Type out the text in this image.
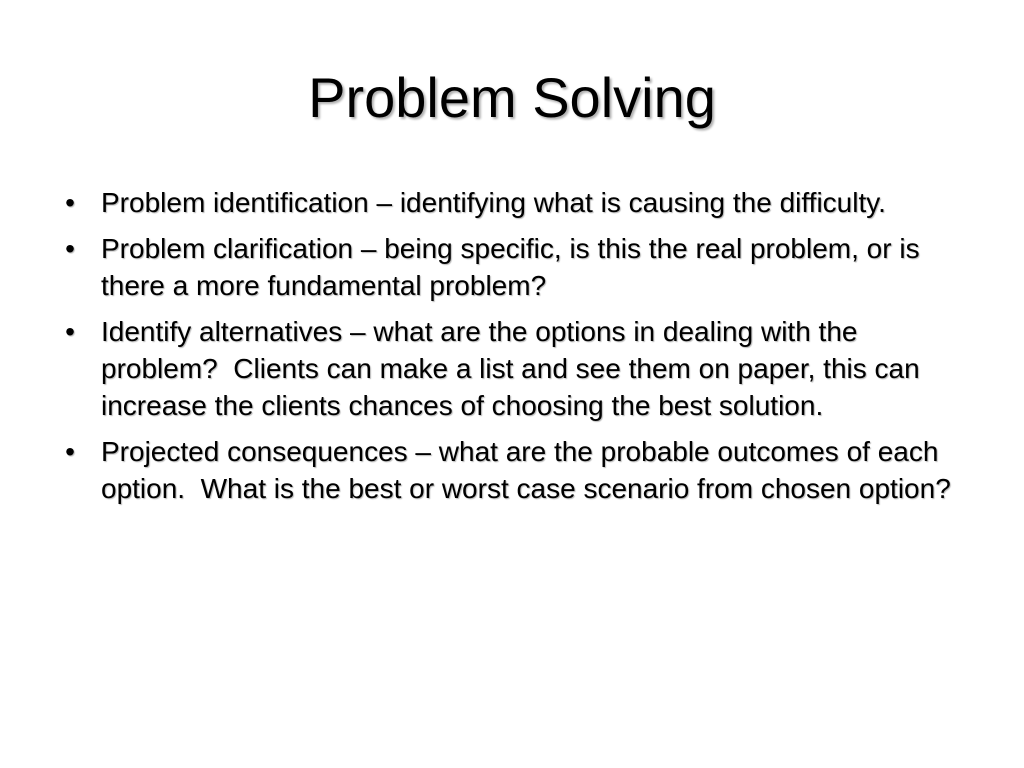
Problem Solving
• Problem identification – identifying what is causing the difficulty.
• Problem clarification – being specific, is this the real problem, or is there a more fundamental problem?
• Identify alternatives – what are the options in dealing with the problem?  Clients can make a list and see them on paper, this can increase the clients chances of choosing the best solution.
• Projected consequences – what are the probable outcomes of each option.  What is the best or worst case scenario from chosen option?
------------------------------------
Keep the pictures out of your copy, and repeat every entry above exactly.

• **The response**
Type out the text in this image.
Problem Solving
• Problem identification – identifying what is causing the difficulty.
• Problem clarification – being specific, is this the real problem, or is there a more fundamental problem?
• Identify alternatives – what are the options in dealing with the problem?  Clients can make a list and see them on paper, this can increase the clients chances of choosing the best solution.
• Projected consequences – what are the probable outcomes of each option.  What is the best or worst case scenario from chosen option?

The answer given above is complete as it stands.